— BEGIN SUPPLIED PASSAGE —

NetID 2:                                                                                                                                             

Instructions

You should submit this homework assignment via Canvas. Acceptable formats are word files, text files, and pdf files. Paper submissions are not allowed and they will receive an automatic zero.

As explained during lecture and in the syllabus, assignments are done in groups. The groups have been created and assigned. Each group needs to submit only one assignment (i.e., there is no need for both partners to submit individually the same homework assignment).

Each group can submit solutions multiple times (for example, you may discover an error in your earlier submission and choose to submit a new solution set). We will grade only the last submission and ignore earlier ones.

Make sure you submit your solutions before the deadline. The policies governing academic integrity, tardiness and penalties are detailed in the syllabus.

SchoolScheduling.sqlite Database (30 points)

1.   (10 points) Write the SQL statements that perform the following operations.

a.   (1 point) First, in preparation for this section of the homework, write and execute a query that inserts a new class status with ID 4 and description “Failed” .

b.   (3 points) Start a new transaction.

c.   (3 points) Update the class status in student 1001’s schedule for class 4180 to “Completed” .

d.   (3 points) The problem now is that if the administrator forgets to set 1001’s grade for class 4180, the student will have a class marked as completed with grade 0. You want to enforce a rule that a class cannot be marked completed unless the student has already received a passing grade, i.e., a grade of at least 60.0. You want to implement your integrity rules first and then do the data updates. Abort the transaction you started in part (b) in order to undo the changes in part (c). Do not undo the changes of part (a), though.

2.   (10 points) Write a query that enforces the data integrity constraint described in question Q1.d.

3.   (10 points) Write a query that enforces the following data integrity constraint: when a grade changes from a non- passing grade to a passing grade, automatically set the status of the class to completed. If the grade changes to a non-passing grade, set the class status to failed.

Homework 5 Question 6 Solution Database (10 points)

4.   (10 points) Sometimes you want to only check integrity constraints, not enforce them. One way to do that is to create a view that you examine whenever you want to verify data integrity. One such example are the constraints (e), (g), (i), (k), and (n) in Homework 5 Question 6.

For this assignment, you will use the Homework 5 Question 6 solution database. Your goal is to create a view named check_db that checks if the database violates any of the constraints  (e), (g), (i), (k), and (n). The view should return a table that lists all the violated constraints, or an empty row if there are no violations. For example, if constraints e, g, i, k, and n are all violated, the view will be the table below (do not worry about the row order):

Note that it is OK if some of the rows of your result are empty rows. Similarly, if no constraints are violated, the view could simply return a table with an empty row:

To check that your view works properly, you can execute the following deletions on the Homework 5 Question 6 solution database and check the output of your query after each deletion set, as the comments and the SQL queries below show. The queries should be executed in the exact order below to achieve each of the stated results.

— END SUPPLIED PASSAGE —

▸ **PROBLEM**
Transcribe the stretch of the homework assignment from "As explained during" through "are detailed in the syllabus.".

— BEGIN SUPPLIED INFORMATION —

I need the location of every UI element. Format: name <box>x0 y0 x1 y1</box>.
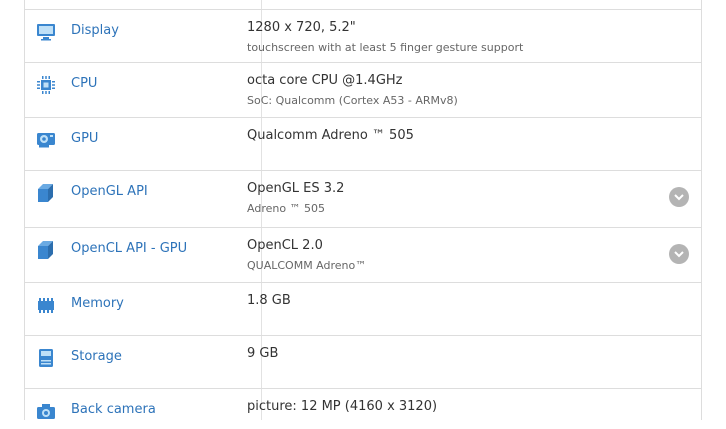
spec-label-opencl[interactable]: OpenCL API - GPU <box>71 241 187 256</box>
spec-value-storage: 9 GB <box>247 346 279 361</box>
spec-sub-opencl: QUALCOMM Adreno™ <box>247 259 367 272</box>
spec-value-memory: 1.8 GB <box>247 293 291 308</box>
gpu-icon <box>36 130 56 150</box>
table-row-cpu: CPU octa core CPU @1.4GHz SoC: Qualcomm … <box>25 63 701 118</box>
camera-icon <box>36 401 56 421</box>
cpu-icon <box>36 75 56 95</box>
table-row-gpu: GPU Qualcomm Adreno ™ 505 <box>25 118 701 171</box>
expand-opencl-button[interactable] <box>669 244 689 264</box>
chevron-down-icon <box>674 251 684 258</box>
table-row-partial <box>25 0 701 10</box>
chevron-down-icon <box>674 194 684 201</box>
expand-opengl-button[interactable] <box>669 187 689 207</box>
opencl-icon <box>36 240 56 260</box>
storage-icon <box>36 348 56 368</box>
table-row-opencl: OpenCL API - GPU OpenCL 2.0 QUALCOMM Adr… <box>25 228 701 283</box>
spec-value-cpu: octa core CPU @1.4GHz <box>247 73 403 88</box>
spec-sub-display: touchscreen with at least 5 finger gestu… <box>247 41 524 54</box>
spec-sub-opengl: Adreno ™ 505 <box>247 202 326 215</box>
memory-icon <box>36 295 56 315</box>
spec-value-opencl: OpenCL 2.0 <box>247 238 323 253</box>
opengl-icon <box>36 183 56 203</box>
spec-label-gpu[interactable]: GPU <box>71 131 98 146</box>
spec-label-opengl[interactable]: OpenGL API <box>71 184 148 199</box>
table-row-opengl: OpenGL API OpenGL ES 3.2 Adreno ™ 505 <box>25 171 701 228</box>
spec-label-memory[interactable]: Memory <box>71 296 124 311</box>
spec-label-back-camera[interactable]: Back camera <box>71 402 156 417</box>
table-row-storage: Storage 9 GB <box>25 336 701 389</box>
table-row-memory: Memory 1.8 GB <box>25 283 701 336</box>
spec-value-opengl: OpenGL ES 3.2 <box>247 181 345 196</box>
spec-label-display[interactable]: Display <box>71 23 119 38</box>
spec-label-storage[interactable]: Storage <box>71 349 122 364</box>
spec-sub-cpu: SoC: Qualcomm (Cortex A53 - ARMv8) <box>247 94 458 107</box>
table-row-back-camera: Back camera picture: 12 MP (4160 x 3120) <box>25 389 701 429</box>
spec-table: Display 1280 x 720, 5.2" touchscreen wit… <box>24 0 702 420</box>
spec-value-back-camera: picture: 12 MP (4160 x 3120) <box>247 399 438 414</box>
spec-value-gpu: Qualcomm Adreno ™ 505 <box>247 128 414 143</box>
display-icon <box>36 22 56 42</box>
spec-label-cpu[interactable]: CPU <box>71 76 97 91</box>
spec-value-display: 1280 x 720, 5.2" <box>247 20 356 35</box>
table-row-display: Display 1280 x 720, 5.2" touchscreen wit… <box>25 10 701 63</box>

— END SUPPLIED INFORMATION —

▸ **SOLUTION**
As explained during lecture and in the syllabus, assignments are done in groups. The groups have been created and assigned. Each group needs to submit only one assignment (i.e., there is no need for both partners to submit individually the same homework assignment).

Each group can submit solutions multiple times (for example, you may discover an error in your earlier submission and choose to submit a new solution set). We will grade only the last submission and ignore earlier ones.

Make sure you submit your solutions before the deadline. The policies governing academic integrity, tardiness and penalties are detailed in the syllabus.